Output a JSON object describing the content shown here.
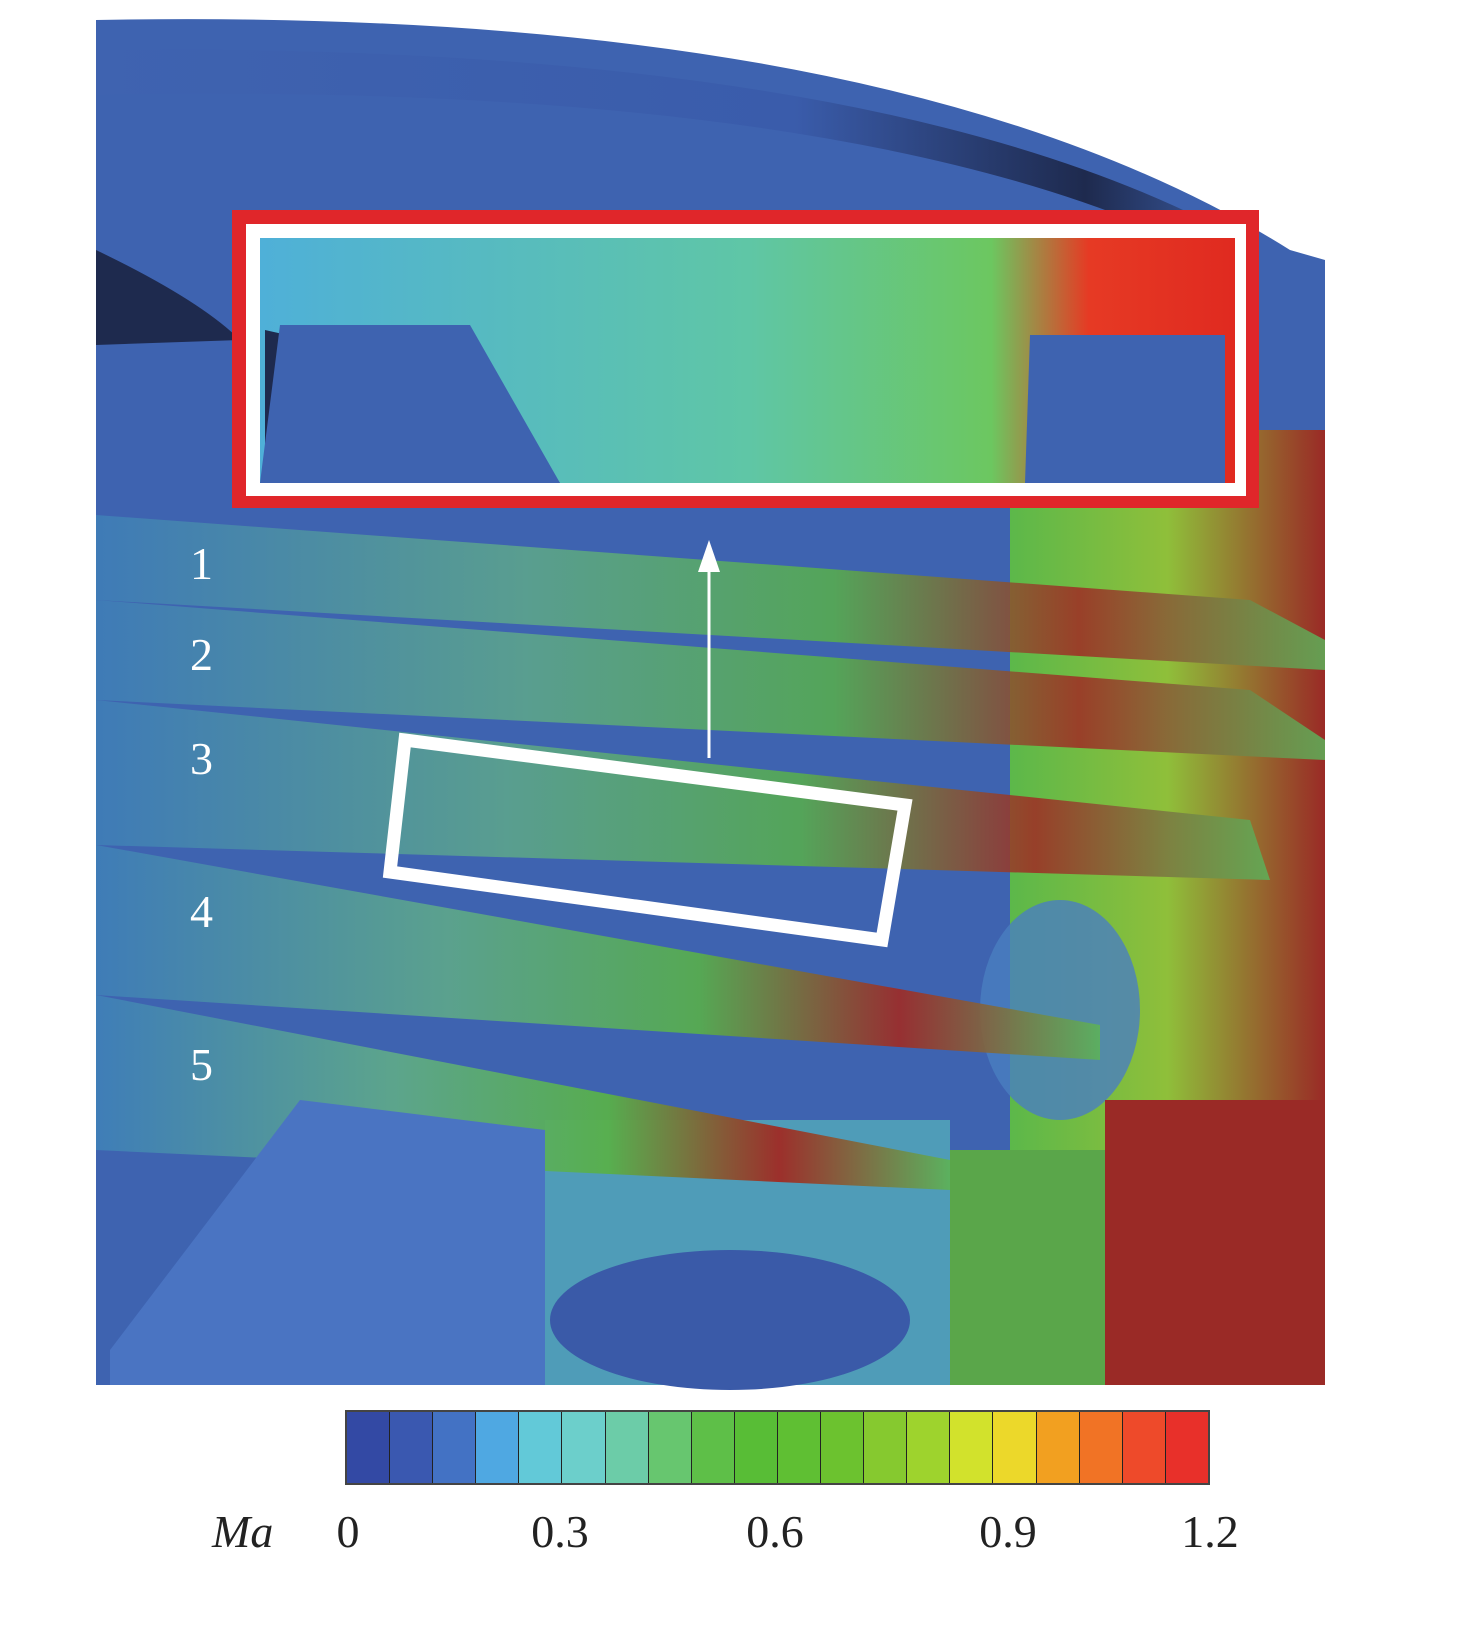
{
  "plane_labels": [
    "1",
    "2",
    "3",
    "4",
    "5"
  ],
  "colorbar": {
    "variable": "Ma",
    "min": 0,
    "max": 1.2,
    "ticks": [
      "0",
      "0.3",
      "0.6",
      "0.9",
      "1.2"
    ],
    "colors": [
      "#3349a4",
      "#3a58b0",
      "#4372c4",
      "#4fa8e2",
      "#62c9d8",
      "#6ccfcb",
      "#6ccca8",
      "#67c66f",
      "#5ebf48",
      "#58bd36",
      "#5fbf33",
      "#6cc22f",
      "#86c92f",
      "#9ed32d",
      "#d2e22c",
      "#ecd82a",
      "#f2a020",
      "#f17325",
      "#ee4a2a",
      "#e8302a"
    ]
  },
  "annotations": {
    "inset_frame_color": "#e0262a",
    "highlight_frame_color": "#ffffff",
    "arrow_color": "#ffffff"
  }
}
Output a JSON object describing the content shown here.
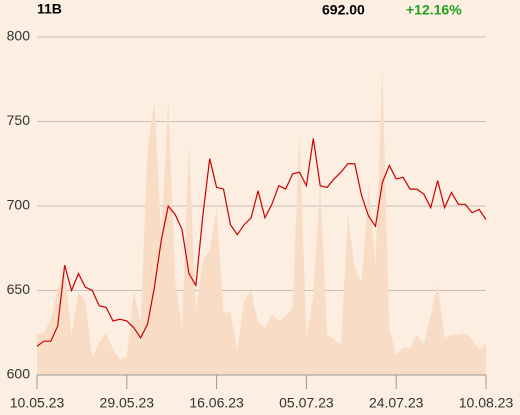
{
  "header": {
    "volume": "11B",
    "price": "692.00",
    "change": "+12.16%"
  },
  "chart_data": {
    "type": "line",
    "categories": [
      "10.05.23",
      null,
      null,
      null,
      null,
      null,
      null,
      null,
      null,
      null,
      null,
      null,
      null,
      "29.05.23",
      null,
      null,
      null,
      null,
      null,
      null,
      null,
      null,
      null,
      null,
      null,
      null,
      "16.06.23",
      null,
      null,
      null,
      null,
      null,
      null,
      null,
      null,
      null,
      null,
      null,
      null,
      "05.07.23",
      null,
      null,
      null,
      null,
      null,
      null,
      null,
      null,
      null,
      null,
      null,
      null,
      "24.07.23",
      null,
      null,
      null,
      null,
      null,
      null,
      null,
      null,
      null,
      null,
      null,
      null,
      "10.08.23"
    ],
    "series": [
      {
        "type": "area",
        "color": "#f8dcc6",
        "values": [
          624,
          625,
          633,
          650,
          662,
          624,
          649,
          644,
          610,
          619,
          625,
          615,
          609,
          611,
          650,
          631,
          733,
          762,
          680,
          764,
          656,
          628,
          737,
          638,
          667,
          674,
          699,
          637,
          637,
          615,
          644,
          650,
          631,
          628,
          636,
          632,
          635,
          640,
          745,
          623,
          647,
          715,
          624,
          621,
          618,
          695,
          663,
          655,
          712,
          665,
          782,
          627,
          612,
          616,
          616,
          624,
          618,
          636,
          654,
          622,
          624,
          624,
          625,
          621,
          615,
          619
        ]
      },
      {
        "type": "line",
        "color": "#cc0000",
        "values": [
          617,
          620,
          620,
          629,
          665,
          650,
          660,
          652,
          650,
          641,
          640,
          632,
          633,
          632,
          628,
          622,
          630,
          652,
          680,
          700,
          695,
          686,
          660,
          653,
          694,
          728,
          711,
          710,
          689,
          683,
          689,
          693,
          709,
          693,
          701,
          712,
          710,
          719,
          720,
          712,
          740,
          712,
          711,
          716,
          720,
          725,
          725,
          706,
          694,
          688,
          714,
          724,
          716,
          717,
          710,
          710,
          707,
          699,
          715,
          699,
          708,
          701,
          701,
          696,
          698,
          692
        ]
      }
    ],
    "ylim": [
      600,
      800
    ],
    "yticks": [
      600,
      650,
      700,
      750,
      800
    ],
    "grid": true
  }
}
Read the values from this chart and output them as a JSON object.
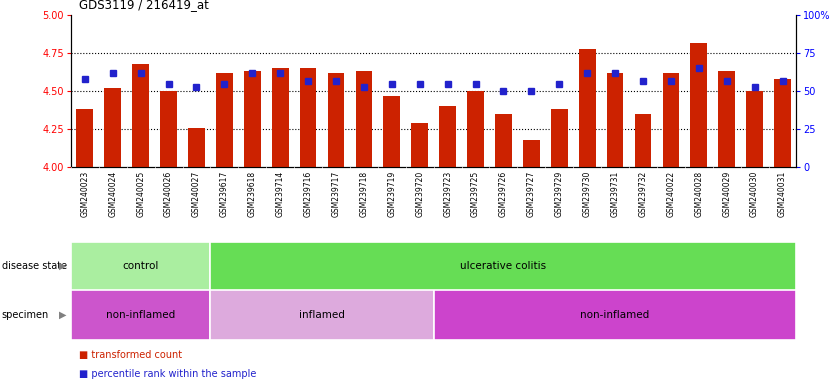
{
  "title": "GDS3119 / 216419_at",
  "categories": [
    "GSM240023",
    "GSM240024",
    "GSM240025",
    "GSM240026",
    "GSM240027",
    "GSM239617",
    "GSM239618",
    "GSM239714",
    "GSM239716",
    "GSM239717",
    "GSM239718",
    "GSM239719",
    "GSM239720",
    "GSM239723",
    "GSM239725",
    "GSM239726",
    "GSM239727",
    "GSM239729",
    "GSM239730",
    "GSM239731",
    "GSM239732",
    "GSM240022",
    "GSM240028",
    "GSM240029",
    "GSM240030",
    "GSM240031"
  ],
  "bar_values": [
    4.38,
    4.52,
    4.68,
    4.5,
    4.26,
    4.62,
    4.63,
    4.65,
    4.65,
    4.62,
    4.63,
    4.47,
    4.29,
    4.4,
    4.5,
    4.35,
    4.18,
    4.38,
    4.78,
    4.62,
    4.35,
    4.62,
    4.82,
    4.63,
    4.5,
    4.58
  ],
  "percentile_values": [
    58,
    62,
    62,
    55,
    53,
    55,
    62,
    62,
    57,
    57,
    53,
    55,
    55,
    55,
    55,
    50,
    50,
    55,
    62,
    62,
    57,
    57,
    65,
    57,
    53,
    57
  ],
  "ylim_left": [
    4.0,
    5.0
  ],
  "ylim_right": [
    0,
    100
  ],
  "yticks_left": [
    4.0,
    4.25,
    4.5,
    4.75,
    5.0
  ],
  "yticks_right": [
    0,
    25,
    50,
    75,
    100
  ],
  "bar_color": "#cc2200",
  "percentile_color": "#2222cc",
  "grid_color": "#000000",
  "plot_bg_color": "#ffffff",
  "xtick_bg_color": "#d8d8d8",
  "disease_state_groups": [
    {
      "label": "control",
      "start": 0,
      "end": 5,
      "color": "#aaeea0"
    },
    {
      "label": "ulcerative colitis",
      "start": 5,
      "end": 26,
      "color": "#66dd55"
    }
  ],
  "specimen_groups": [
    {
      "label": "non-inflamed",
      "start": 0,
      "end": 5,
      "color": "#cc55cc"
    },
    {
      "label": "inflamed",
      "start": 5,
      "end": 13,
      "color": "#ddaadd"
    },
    {
      "label": "non-inflamed",
      "start": 13,
      "end": 26,
      "color": "#cc44cc"
    }
  ],
  "legend_items": [
    {
      "label": "transformed count",
      "color": "#cc2200"
    },
    {
      "label": "percentile rank within the sample",
      "color": "#2222cc"
    }
  ],
  "fig_width": 8.34,
  "fig_height": 3.84,
  "dpi": 100
}
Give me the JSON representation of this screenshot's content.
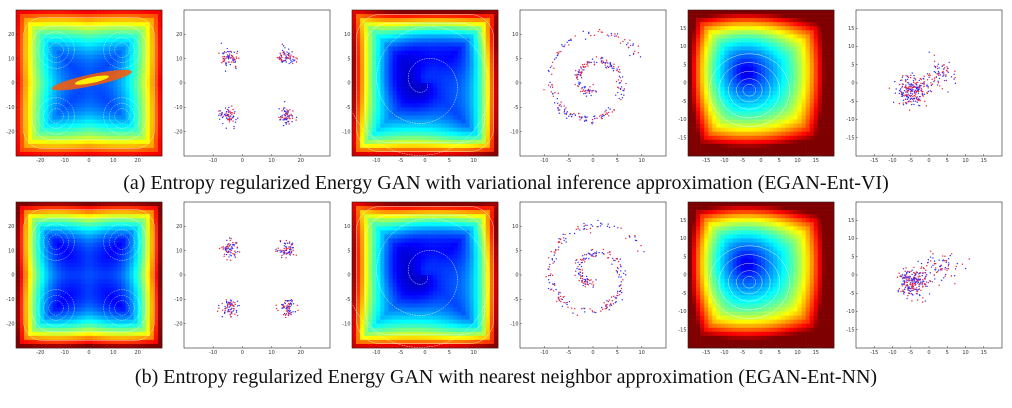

| Instructions to follow |
Quote the preceding listing precisely and completely, omitting its images.

| Result of the task |
Output a JSON object describing the content shown here.
{
  "plane_labels": [
    "1",
    "2",
    "3",
    "4",
    "5"
  ],
  "colorbar": {
    "variable": "Ma",
    "min": 0,
    "max": 1.2,
    "ticks": [
      "0",
      "0.3",
      "0.6",
      "0.9",
      "1.2"
    ],
    "colors": [
      "#3349a4",
      "#3a58b0",
      "#4372c4",
      "#4fa8e2",
      "#62c9d8",
      "#6ccfcb",
      "#6ccca8",
      "#67c66f",
      "#5ebf48",
      "#58bd36",
      "#5fbf33",
      "#6cc22f",
      "#86c92f",
      "#9ed32d",
      "#d2e22c",
      "#ecd82a",
      "#f2a020",
      "#f17325",
      "#ee4a2a",
      "#e8302a"
    ]
  },
  "annotations": {
    "inset_frame_color": "#e0262a",
    "highlight_frame_color": "#ffffff",
    "arrow_color": "#ffffff"
  }
}
Output a JSON object describing the content shown here.
{
  "header": {
    "volume": "11B",
    "price": "692.00",
    "change": "+12.16%"
  },
  "chart_data": {
    "type": "line",
    "categories": [
      "10.05.23",
      null,
      null,
      null,
      null,
      null,
      null,
      null,
      null,
      null,
      null,
      null,
      null,
      "29.05.23",
      null,
      null,
      null,
      null,
      null,
      null,
      null,
      null,
      null,
      null,
      null,
      null,
      "16.06.23",
      null,
      null,
      null,
      null,
      null,
      null,
      null,
      null,
      null,
      null,
      null,
      null,
      "05.07.23",
      null,
      null,
      null,
      null,
      null,
      null,
      null,
      null,
      null,
      null,
      null,
      null,
      "24.07.23",
      null,
      null,
      null,
      null,
      null,
      null,
      null,
      null,
      null,
      null,
      null,
      null,
      "10.08.23"
    ],
    "series": [
      {
        "type": "area",
        "color": "#f8dcc6",
        "values": [
          624,
          625,
          633,
          650,
          662,
          624,
          649,
          644,
          610,
          619,
          625,
          615,
          609,
          611,
          650,
          631,
          733,
          762,
          680,
          764,
          656,
          628,
          737,
          638,
          667,
          674,
          699,
          637,
          637,
          615,
          644,
          650,
          631,
          628,
          636,
          632,
          635,
          640,
          745,
          623,
          647,
          715,
          624,
          621,
          618,
          695,
          663,
          655,
          712,
          665,
          782,
          627,
          612,
          616,
          616,
          624,
          618,
          636,
          654,
          622,
          624,
          624,
          625,
          621,
          615,
          619
        ]
      },
      {
        "type": "line",
        "color": "#cc0000",
        "values": [
          617,
          620,
          620,
          629,
          665,
          650,
          660,
          652,
          650,
          641,
          640,
          632,
          633,
          632,
          628,
          622,
          630,
          652,
          680,
          700,
          695,
          686,
          660,
          653,
          694,
          728,
          711,
          710,
          689,
          683,
          689,
          693,
          709,
          693,
          701,
          712,
          710,
          719,
          720,
          712,
          740,
          712,
          711,
          716,
          720,
          725,
          725,
          706,
          694,
          688,
          714,
          724,
          716,
          717,
          710,
          710,
          707,
          699,
          715,
          699,
          708,
          701,
          701,
          696,
          698,
          692
        ]
      }
    ],
    "ylim": [
      600,
      800
    ],
    "yticks": [
      600,
      650,
      700,
      750,
      800
    ],
    "grid": true
  }
}
Read the values from this chart and output them as a JSON object.
{
  "title": "GDS3119 / 216419_at",
  "categories": [
    "GSM240023",
    "GSM240024",
    "GSM240025",
    "GSM240026",
    "GSM240027",
    "GSM239617",
    "GSM239618",
    "GSM239714",
    "GSM239716",
    "GSM239717",
    "GSM239718",
    "GSM239719",
    "GSM239720",
    "GSM239723",
    "GSM239725",
    "GSM239726",
    "GSM239727",
    "GSM239729",
    "GSM239730",
    "GSM239731",
    "GSM239732",
    "GSM240022",
    "GSM240028",
    "GSM240029",
    "GSM240030",
    "GSM240031"
  ],
  "bar_values": [
    4.38,
    4.52,
    4.68,
    4.5,
    4.26,
    4.62,
    4.63,
    4.65,
    4.65,
    4.62,
    4.63,
    4.47,
    4.29,
    4.4,
    4.5,
    4.35,
    4.18,
    4.38,
    4.78,
    4.62,
    4.35,
    4.62,
    4.82,
    4.63,
    4.5,
    4.58
  ],
  "percentile_values": [
    58,
    62,
    62,
    55,
    53,
    55,
    62,
    62,
    57,
    57,
    53,
    55,
    55,
    55,
    55,
    50,
    50,
    55,
    62,
    62,
    57,
    57,
    65,
    57,
    53,
    57
  ],
  "ylim_left": [
    4.0,
    5.0
  ],
  "ylim_right": [
    0,
    100
  ],
  "yticks_left": [
    4.0,
    4.25,
    4.5,
    4.75,
    5.0
  ],
  "yticks_right": [
    0,
    25,
    50,
    75,
    100
  ],
  "bar_color": "#cc2200",
  "percentile_color": "#2222cc",
  "grid_color": "#000000",
  "plot_bg_color": "#ffffff",
  "xtick_bg_color": "#d8d8d8",
  "disease_state_groups": [
    {
      "label": "control",
      "start": 0,
      "end": 5,
      "color": "#aaeea0"
    },
    {
      "label": "ulcerative colitis",
      "start": 5,
      "end": 26,
      "color": "#66dd55"
    }
  ],
  "specimen_groups": [
    {
      "label": "non-inflamed",
      "start": 0,
      "end": 5,
      "color": "#cc55cc"
    },
    {
      "label": "inflamed",
      "start": 5,
      "end": 13,
      "color": "#ddaadd"
    },
    {
      "label": "non-inflamed",
      "start": 13,
      "end": 26,
      "color": "#cc44cc"
    }
  ],
  "legend_items": [
    {
      "label": "transformed count",
      "color": "#cc2200"
    },
    {
      "label": "percentile rank within the sample",
      "color": "#2222cc"
    }
  ],
  "fig_width": 8.34,
  "fig_height": 3.84,
  "dpi": 100
}
Give me the JSON representation of this screenshot's content.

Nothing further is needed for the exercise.